**Stated goal**
Please write out the complete listing that follows, exactly as it reads.

** begin **

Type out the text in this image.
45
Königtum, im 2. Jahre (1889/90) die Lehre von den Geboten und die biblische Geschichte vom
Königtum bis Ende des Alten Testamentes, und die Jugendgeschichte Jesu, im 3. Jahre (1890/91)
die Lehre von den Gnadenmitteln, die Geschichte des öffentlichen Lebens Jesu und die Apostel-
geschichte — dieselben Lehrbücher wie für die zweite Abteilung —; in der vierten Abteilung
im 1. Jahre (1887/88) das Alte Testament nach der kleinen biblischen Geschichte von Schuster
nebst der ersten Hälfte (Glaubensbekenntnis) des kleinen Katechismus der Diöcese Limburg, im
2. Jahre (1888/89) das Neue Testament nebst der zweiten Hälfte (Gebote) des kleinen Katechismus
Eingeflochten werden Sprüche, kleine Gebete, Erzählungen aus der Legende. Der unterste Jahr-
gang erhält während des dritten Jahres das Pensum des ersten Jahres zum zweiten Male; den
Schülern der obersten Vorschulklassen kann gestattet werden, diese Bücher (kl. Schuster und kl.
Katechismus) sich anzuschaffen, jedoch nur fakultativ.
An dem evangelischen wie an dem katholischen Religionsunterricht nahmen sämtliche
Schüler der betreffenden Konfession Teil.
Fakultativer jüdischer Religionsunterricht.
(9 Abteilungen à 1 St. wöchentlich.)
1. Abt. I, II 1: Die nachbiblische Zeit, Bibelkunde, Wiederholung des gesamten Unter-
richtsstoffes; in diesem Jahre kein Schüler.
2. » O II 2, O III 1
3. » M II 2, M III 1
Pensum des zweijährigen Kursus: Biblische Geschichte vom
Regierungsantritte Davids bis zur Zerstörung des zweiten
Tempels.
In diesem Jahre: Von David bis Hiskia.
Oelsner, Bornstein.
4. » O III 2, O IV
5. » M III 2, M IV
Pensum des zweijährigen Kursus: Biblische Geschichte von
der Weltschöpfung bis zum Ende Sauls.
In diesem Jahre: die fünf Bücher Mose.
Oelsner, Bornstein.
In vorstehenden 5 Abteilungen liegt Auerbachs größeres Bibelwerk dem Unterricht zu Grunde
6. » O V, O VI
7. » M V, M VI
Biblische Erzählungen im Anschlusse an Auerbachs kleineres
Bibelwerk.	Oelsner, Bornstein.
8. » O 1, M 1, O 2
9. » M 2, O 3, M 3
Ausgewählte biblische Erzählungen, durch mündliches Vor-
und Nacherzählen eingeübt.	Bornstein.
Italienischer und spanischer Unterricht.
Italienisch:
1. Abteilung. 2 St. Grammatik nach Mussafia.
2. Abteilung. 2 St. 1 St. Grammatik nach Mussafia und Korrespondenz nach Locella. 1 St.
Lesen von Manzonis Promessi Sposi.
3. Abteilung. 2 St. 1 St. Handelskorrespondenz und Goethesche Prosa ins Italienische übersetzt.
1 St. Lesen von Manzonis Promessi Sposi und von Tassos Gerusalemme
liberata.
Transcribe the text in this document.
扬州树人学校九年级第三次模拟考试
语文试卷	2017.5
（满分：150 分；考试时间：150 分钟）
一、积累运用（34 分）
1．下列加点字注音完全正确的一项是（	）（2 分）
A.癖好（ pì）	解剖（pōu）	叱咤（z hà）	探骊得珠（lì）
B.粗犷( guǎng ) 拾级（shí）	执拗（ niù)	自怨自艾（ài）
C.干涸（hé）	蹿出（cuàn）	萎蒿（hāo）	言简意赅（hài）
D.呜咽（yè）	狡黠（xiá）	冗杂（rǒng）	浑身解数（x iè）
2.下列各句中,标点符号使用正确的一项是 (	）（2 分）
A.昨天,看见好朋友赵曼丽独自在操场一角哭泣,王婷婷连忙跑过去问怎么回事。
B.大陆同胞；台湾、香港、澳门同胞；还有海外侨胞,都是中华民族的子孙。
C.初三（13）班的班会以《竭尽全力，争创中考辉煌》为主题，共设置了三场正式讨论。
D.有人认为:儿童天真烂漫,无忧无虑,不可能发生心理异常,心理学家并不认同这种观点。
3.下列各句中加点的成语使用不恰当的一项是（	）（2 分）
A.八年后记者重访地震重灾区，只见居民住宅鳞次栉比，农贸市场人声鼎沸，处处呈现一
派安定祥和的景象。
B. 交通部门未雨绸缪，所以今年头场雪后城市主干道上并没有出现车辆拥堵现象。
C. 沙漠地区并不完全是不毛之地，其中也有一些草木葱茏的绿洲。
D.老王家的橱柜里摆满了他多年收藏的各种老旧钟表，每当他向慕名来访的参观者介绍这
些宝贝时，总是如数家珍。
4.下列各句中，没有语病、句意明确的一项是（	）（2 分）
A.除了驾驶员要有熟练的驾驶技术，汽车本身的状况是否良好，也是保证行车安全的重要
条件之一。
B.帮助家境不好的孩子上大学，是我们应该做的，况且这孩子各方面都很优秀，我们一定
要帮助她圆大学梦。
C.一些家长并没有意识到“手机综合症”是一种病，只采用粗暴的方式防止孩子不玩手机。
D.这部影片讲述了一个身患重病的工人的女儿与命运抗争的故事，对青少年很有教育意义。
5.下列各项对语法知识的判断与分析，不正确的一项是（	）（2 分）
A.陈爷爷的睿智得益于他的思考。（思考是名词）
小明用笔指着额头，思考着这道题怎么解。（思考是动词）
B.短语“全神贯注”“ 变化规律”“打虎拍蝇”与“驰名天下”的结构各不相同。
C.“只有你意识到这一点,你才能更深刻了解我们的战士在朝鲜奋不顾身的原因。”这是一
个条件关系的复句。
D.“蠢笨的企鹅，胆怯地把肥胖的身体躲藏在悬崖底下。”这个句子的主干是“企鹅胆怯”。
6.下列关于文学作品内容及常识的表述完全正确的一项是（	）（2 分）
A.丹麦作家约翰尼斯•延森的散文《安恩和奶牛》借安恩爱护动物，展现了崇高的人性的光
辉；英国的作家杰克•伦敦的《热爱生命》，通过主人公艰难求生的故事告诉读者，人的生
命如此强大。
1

** end **

**Reply**
Type out the text in this image.
45
Königtum, im 2. Jahre (1889/90) die Lehre von den Geboten und die biblische Geschichte vom
Königtum bis Ende des Alten Testamentes, und die Jugendgeschichte Jesu, im 3. Jahre (1890/91)
die Lehre von den Gnadenmitteln, die Geschichte des öffentlichen Lebens Jesu und die Apostel-
geschichte — dieselben Lehrbücher wie für die zweite Abteilung —; in der vierten Abteilung
im 1. Jahre (1887/88) das Alte Testament nach der kleinen biblischen Geschichte von Schuster
nebst der ersten Hälfte (Glaubensbekenntnis) des kleinen Katechismus der Diöcese Limburg, im
2. Jahre (1888/89) das Neue Testament nebst der zweiten Hälfte (Gebote) des kleinen Katechismus
Eingeflochten werden Sprüche, kleine Gebete, Erzählungen aus der Legende. Der unterste Jahr-
gang erhält während des dritten Jahres das Pensum des ersten Jahres zum zweiten Male; den
Schülern der obersten Vorschulklassen kann gestattet werden, diese Bücher (kl. Schuster und kl.
Katechismus) sich anzuschaffen, jedoch nur fakultativ.
An dem evangelischen wie an dem katholischen Religionsunterricht nahmen sämtliche
Schüler der betreffenden Konfession Teil.
Fakultativer jüdischer Religionsunterricht.
(9 Abteilungen à 1 St. wöchentlich.)
1. Abt. I, II 1: Die nachbiblische Zeit, Bibelkunde, Wiederholung des gesamten Unter-
richtsstoffes; in diesem Jahre kein Schüler.
2. » O II 2, O III 1
3. » M II 2, M III 1
Pensum des zweijährigen Kursus: Biblische Geschichte vom
Regierungsantritte Davids bis zur Zerstörung des zweiten
Tempels.
In diesem Jahre: Von David bis Hiskia.
Oelsner, Bornstein.
4. » O III 2, O IV
5. » M III 2, M IV
Pensum des zweijährigen Kursus: Biblische Geschichte von
der Weltschöpfung bis zum Ende Sauls.
In diesem Jahre: die fünf Bücher Mose.
Oelsner, Bornstein.
In vorstehenden 5 Abteilungen liegt Auerbachs größeres Bibelwerk dem Unterricht zu Grunde
6. » O V, O VI
7. » M V, M VI
Biblische Erzählungen im Anschlusse an Auerbachs kleineres
Bibelwerk.	Oelsner, Bornstein.
8. » O 1, M 1, O 2
9. » M 2, O 3, M 3
Ausgewählte biblische Erzählungen, durch mündliches Vor-
und Nacherzählen eingeübt.	Bornstein.
Italienischer und spanischer Unterricht.
Italienisch:
1. Abteilung. 2 St. Grammatik nach Mussafia.
2. Abteilung. 2 St. 1 St. Grammatik nach Mussafia und Korrespondenz nach Locella. 1 St.
Lesen von Manzonis Promessi Sposi.
3. Abteilung. 2 St. 1 St. Handelskorrespondenz und Goethesche Prosa ins Italienische übersetzt.
1 St. Lesen von Manzonis Promessi Sposi und von Tassos Gerusalemme
liberata.
Transcribe the text in this document.
扬州树人学校九年级第三次模拟考试
语文试卷	2017.5
（满分：150 分；考试时间：150 分钟）
一、积累运用（34 分）
1．下列加点字注音完全正确的一项是（	）（2 分）
A.癖好（ pì）	解剖（pōu）	叱咤（z hà）	探骊得珠（lì）
B.粗犷( guǎng ) 拾级（shí）	执拗（ niù)	自怨自艾（ài）
C.干涸（hé）	蹿出（cuàn）	萎蒿（hāo）	言简意赅（hài）
D.呜咽（yè）	狡黠（xiá）	冗杂（rǒng）	浑身解数（x iè）
2.下列各句中,标点符号使用正确的一项是 (	）（2 分）
A.昨天,看见好朋友赵曼丽独自在操场一角哭泣,王婷婷连忙跑过去问怎么回事。
B.大陆同胞；台湾、香港、澳门同胞；还有海外侨胞,都是中华民族的子孙。
C.初三（13）班的班会以《竭尽全力，争创中考辉煌》为主题，共设置了三场正式讨论。
D.有人认为:儿童天真烂漫,无忧无虑,不可能发生心理异常,心理学家并不认同这种观点。
3.下列各句中加点的成语使用不恰当的一项是（	）（2 分）
A.八年后记者重访地震重灾区，只见居民住宅鳞次栉比，农贸市场人声鼎沸，处处呈现一
派安定祥和的景象。
B. 交通部门未雨绸缪，所以今年头场雪后城市主干道上并没有出现车辆拥堵现象。
C. 沙漠地区并不完全是不毛之地，其中也有一些草木葱茏的绿洲。
D.老王家的橱柜里摆满了他多年收藏的各种老旧钟表，每当他向慕名来访的参观者介绍这
些宝贝时，总是如数家珍。
4.下列各句中，没有语病、句意明确的一项是（	）（2 分）
A.除了驾驶员要有熟练的驾驶技术，汽车本身的状况是否良好，也是保证行车安全的重要
条件之一。
B.帮助家境不好的孩子上大学，是我们应该做的，况且这孩子各方面都很优秀，我们一定
要帮助她圆大学梦。
C.一些家长并没有意识到“手机综合症”是一种病，只采用粗暴的方式防止孩子不玩手机。
D.这部影片讲述了一个身患重病的工人的女儿与命运抗争的故事，对青少年很有教育意义。
5.下列各项对语法知识的判断与分析，不正确的一项是（	）（2 分）
A.陈爷爷的睿智得益于他的思考。（思考是名词）
小明用笔指着额头，思考着这道题怎么解。（思考是动词）
B.短语“全神贯注”“ 变化规律”“打虎拍蝇”与“驰名天下”的结构各不相同。
C.“只有你意识到这一点,你才能更深刻了解我们的战士在朝鲜奋不顾身的原因。”这是一
个条件关系的复句。
D.“蠢笨的企鹅，胆怯地把肥胖的身体躲藏在悬崖底下。”这个句子的主干是“企鹅胆怯”。
6.下列关于文学作品内容及常识的表述完全正确的一项是（	）（2 分）
A.丹麦作家约翰尼斯•延森的散文《安恩和奶牛》借安恩爱护动物，展现了崇高的人性的光
辉；英国的作家杰克•伦敦的《热爱生命》，通过主人公艰难求生的故事告诉读者，人的生
命如此强大。
1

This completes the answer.